Across the entries, how many lines have the string "content" in them? Reply with only a number.

....................

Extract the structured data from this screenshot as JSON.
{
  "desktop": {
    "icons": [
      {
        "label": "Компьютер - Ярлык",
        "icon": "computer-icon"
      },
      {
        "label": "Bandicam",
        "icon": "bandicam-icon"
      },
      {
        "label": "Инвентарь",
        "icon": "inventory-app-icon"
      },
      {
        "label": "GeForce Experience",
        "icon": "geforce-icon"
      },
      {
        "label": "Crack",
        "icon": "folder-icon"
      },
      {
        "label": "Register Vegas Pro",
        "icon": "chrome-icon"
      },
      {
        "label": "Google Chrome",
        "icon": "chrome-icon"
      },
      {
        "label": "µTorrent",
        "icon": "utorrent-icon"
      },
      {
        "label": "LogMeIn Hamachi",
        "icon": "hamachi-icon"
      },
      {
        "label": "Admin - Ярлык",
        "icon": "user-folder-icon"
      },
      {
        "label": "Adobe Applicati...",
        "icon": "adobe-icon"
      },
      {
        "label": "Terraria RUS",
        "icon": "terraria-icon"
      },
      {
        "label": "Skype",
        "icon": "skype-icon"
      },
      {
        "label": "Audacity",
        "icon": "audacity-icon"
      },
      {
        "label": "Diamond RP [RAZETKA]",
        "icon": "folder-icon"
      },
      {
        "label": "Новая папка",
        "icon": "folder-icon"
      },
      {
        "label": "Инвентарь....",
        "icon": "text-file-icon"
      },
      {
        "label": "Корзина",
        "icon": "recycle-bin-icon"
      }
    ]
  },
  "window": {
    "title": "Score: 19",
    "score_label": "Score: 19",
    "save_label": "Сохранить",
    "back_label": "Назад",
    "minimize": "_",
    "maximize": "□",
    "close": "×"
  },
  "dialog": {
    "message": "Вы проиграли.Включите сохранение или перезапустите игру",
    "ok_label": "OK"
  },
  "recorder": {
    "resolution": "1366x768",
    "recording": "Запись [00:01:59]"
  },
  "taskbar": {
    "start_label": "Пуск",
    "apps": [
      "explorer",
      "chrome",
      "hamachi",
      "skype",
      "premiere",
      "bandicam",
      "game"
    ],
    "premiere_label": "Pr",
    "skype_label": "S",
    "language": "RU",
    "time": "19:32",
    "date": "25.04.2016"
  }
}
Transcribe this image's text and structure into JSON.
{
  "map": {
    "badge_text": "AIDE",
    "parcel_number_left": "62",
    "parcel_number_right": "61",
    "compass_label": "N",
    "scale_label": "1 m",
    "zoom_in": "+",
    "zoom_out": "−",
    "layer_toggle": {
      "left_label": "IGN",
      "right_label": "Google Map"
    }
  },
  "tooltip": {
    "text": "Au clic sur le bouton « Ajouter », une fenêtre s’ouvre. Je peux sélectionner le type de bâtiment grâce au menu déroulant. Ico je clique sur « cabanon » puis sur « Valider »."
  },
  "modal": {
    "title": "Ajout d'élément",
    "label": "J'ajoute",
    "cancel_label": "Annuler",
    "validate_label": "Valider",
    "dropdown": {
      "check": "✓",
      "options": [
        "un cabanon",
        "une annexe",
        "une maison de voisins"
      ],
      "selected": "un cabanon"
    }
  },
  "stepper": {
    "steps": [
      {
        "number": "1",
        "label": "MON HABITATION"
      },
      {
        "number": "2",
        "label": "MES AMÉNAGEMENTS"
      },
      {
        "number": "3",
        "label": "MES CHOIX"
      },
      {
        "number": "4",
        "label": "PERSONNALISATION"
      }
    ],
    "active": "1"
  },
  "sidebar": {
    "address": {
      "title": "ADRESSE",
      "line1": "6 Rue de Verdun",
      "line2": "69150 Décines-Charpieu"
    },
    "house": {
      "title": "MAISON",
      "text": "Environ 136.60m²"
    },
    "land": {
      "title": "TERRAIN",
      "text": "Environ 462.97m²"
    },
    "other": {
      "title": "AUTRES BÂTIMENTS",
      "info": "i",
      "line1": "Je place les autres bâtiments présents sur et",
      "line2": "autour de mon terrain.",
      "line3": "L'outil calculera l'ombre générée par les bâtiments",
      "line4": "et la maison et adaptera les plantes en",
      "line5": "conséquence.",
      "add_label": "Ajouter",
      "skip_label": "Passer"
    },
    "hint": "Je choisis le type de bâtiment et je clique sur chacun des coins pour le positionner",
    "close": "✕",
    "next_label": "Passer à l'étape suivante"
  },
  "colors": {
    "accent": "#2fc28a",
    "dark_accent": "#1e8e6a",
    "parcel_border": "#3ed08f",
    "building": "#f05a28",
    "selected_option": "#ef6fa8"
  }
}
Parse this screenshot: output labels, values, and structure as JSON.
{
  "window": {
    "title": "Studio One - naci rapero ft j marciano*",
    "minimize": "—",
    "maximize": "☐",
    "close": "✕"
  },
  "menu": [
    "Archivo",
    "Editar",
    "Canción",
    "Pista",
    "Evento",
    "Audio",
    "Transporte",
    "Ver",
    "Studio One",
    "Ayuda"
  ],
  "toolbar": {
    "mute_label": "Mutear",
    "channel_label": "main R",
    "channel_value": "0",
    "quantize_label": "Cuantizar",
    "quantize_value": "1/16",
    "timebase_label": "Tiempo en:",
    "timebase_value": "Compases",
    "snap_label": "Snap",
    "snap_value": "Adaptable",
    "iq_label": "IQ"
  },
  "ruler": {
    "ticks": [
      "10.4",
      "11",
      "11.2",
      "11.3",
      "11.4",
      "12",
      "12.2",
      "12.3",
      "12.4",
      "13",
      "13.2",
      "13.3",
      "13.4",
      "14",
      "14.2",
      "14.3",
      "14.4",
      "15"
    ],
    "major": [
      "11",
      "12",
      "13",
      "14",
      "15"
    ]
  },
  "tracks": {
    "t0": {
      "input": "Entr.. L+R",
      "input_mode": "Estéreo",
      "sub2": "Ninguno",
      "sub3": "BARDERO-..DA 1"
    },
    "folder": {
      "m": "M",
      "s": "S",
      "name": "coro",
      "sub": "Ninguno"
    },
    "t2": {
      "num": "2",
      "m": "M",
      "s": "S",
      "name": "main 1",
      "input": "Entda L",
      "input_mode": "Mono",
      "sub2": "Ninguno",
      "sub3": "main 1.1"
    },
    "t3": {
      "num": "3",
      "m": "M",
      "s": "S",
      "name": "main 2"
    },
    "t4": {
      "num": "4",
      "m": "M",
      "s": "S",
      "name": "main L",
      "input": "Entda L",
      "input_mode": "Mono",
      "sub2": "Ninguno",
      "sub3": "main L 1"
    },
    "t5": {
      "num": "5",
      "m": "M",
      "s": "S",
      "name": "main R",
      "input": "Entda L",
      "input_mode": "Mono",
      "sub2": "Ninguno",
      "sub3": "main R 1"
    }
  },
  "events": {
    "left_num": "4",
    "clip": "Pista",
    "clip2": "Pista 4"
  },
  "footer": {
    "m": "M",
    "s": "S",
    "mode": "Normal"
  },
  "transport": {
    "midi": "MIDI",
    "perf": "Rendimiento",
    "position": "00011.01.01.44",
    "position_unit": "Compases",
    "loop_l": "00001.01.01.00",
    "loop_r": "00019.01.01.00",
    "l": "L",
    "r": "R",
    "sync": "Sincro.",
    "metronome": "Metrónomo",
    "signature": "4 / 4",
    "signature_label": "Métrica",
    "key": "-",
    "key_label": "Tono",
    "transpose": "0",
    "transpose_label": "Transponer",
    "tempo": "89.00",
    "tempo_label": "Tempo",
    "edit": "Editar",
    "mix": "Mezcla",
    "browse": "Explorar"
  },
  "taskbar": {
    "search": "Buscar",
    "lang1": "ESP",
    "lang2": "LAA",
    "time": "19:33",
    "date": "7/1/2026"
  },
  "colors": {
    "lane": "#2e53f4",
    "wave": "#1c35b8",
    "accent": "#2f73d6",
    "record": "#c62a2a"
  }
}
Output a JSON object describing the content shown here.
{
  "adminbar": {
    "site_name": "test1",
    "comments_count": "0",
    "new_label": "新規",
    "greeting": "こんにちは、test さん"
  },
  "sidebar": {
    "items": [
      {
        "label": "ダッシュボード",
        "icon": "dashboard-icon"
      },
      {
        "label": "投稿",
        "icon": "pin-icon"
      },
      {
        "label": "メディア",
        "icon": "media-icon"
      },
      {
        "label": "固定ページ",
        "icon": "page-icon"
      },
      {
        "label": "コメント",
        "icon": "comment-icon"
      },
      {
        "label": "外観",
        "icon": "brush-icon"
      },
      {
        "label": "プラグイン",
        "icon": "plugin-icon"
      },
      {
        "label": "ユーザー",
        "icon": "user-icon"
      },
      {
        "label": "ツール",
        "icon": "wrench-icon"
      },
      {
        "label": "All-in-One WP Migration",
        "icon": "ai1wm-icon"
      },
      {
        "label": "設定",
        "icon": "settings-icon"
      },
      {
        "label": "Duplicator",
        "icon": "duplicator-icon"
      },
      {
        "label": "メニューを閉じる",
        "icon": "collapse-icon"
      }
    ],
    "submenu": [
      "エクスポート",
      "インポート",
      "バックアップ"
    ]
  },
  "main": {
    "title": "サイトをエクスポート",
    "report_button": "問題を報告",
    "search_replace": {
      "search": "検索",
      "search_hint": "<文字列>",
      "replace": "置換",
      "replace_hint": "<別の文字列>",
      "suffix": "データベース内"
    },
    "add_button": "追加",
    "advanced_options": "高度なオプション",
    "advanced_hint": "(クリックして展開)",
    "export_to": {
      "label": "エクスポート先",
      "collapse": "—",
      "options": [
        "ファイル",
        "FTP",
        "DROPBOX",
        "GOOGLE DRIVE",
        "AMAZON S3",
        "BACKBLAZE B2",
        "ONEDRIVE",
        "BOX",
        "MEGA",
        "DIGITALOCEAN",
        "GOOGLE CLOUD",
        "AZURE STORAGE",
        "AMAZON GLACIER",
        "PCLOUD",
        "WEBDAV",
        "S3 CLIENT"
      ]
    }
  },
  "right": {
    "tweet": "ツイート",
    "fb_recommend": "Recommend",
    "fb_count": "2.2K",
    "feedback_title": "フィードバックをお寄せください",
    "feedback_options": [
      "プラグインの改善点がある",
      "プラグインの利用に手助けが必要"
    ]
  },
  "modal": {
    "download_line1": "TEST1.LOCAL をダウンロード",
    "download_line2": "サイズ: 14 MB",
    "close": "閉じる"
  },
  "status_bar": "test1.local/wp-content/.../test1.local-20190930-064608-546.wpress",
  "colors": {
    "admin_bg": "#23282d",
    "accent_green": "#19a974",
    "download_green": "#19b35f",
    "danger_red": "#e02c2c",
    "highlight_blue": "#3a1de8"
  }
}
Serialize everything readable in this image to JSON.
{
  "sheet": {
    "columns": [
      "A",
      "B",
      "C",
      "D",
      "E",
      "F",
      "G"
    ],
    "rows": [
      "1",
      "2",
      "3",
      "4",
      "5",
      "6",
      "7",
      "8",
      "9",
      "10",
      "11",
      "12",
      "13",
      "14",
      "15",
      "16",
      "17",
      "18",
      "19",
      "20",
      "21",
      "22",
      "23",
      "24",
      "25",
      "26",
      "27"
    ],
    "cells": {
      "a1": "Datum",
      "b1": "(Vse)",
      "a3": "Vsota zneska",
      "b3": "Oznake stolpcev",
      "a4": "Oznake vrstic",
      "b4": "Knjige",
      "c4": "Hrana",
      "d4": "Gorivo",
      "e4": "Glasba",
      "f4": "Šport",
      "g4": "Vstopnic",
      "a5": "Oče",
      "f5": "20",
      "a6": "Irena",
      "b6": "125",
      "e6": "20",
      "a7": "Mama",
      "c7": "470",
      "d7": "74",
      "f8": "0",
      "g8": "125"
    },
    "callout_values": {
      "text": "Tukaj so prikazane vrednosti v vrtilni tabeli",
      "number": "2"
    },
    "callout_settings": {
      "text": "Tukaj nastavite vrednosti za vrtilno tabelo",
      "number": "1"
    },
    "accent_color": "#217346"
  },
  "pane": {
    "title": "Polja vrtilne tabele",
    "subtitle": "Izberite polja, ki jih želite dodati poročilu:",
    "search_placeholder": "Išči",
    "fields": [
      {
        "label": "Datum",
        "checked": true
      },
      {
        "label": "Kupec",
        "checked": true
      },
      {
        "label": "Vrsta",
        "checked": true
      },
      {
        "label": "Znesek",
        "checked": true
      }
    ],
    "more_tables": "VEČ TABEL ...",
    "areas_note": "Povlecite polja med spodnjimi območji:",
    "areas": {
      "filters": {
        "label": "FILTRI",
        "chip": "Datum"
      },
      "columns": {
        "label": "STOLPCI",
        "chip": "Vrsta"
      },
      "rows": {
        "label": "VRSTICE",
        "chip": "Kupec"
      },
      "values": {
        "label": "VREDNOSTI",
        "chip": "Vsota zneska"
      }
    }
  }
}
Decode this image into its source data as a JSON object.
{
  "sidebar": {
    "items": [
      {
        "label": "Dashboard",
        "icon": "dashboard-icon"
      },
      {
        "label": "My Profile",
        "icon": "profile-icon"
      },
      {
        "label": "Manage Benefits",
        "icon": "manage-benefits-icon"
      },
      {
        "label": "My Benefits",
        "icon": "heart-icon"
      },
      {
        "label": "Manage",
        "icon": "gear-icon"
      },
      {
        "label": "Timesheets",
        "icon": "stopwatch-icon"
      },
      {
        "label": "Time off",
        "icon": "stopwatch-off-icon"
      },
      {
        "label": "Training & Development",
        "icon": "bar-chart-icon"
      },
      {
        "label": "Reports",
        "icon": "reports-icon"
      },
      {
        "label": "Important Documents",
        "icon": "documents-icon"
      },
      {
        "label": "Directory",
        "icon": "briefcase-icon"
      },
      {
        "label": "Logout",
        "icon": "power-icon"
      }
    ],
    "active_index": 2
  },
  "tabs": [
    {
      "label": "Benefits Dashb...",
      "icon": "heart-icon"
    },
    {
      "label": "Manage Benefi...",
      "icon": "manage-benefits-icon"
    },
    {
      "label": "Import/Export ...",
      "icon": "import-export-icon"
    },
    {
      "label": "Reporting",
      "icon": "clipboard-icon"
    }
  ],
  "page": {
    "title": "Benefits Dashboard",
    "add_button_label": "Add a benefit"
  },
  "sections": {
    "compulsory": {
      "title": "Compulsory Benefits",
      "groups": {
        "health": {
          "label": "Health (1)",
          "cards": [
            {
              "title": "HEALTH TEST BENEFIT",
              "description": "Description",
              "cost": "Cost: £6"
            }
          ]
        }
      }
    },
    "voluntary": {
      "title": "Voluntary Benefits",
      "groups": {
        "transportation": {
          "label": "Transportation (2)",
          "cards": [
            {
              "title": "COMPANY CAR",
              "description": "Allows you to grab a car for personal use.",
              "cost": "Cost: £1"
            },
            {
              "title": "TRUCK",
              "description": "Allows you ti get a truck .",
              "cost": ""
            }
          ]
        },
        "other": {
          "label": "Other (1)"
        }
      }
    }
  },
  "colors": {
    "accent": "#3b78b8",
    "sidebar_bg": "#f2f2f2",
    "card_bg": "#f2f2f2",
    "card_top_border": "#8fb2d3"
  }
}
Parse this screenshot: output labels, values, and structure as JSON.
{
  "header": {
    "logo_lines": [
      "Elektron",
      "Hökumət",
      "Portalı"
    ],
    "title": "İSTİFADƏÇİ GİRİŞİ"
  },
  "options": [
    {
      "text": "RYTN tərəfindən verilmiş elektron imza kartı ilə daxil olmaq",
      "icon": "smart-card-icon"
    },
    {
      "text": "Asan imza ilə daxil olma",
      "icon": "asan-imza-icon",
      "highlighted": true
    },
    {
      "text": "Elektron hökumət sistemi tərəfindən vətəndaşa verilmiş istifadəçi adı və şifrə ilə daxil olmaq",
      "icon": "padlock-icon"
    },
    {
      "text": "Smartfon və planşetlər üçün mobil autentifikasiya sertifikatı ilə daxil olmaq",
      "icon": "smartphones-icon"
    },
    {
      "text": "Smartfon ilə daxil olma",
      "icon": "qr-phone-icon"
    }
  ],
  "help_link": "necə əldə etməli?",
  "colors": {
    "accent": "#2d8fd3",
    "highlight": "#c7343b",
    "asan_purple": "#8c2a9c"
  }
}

....................

» Task solution:
2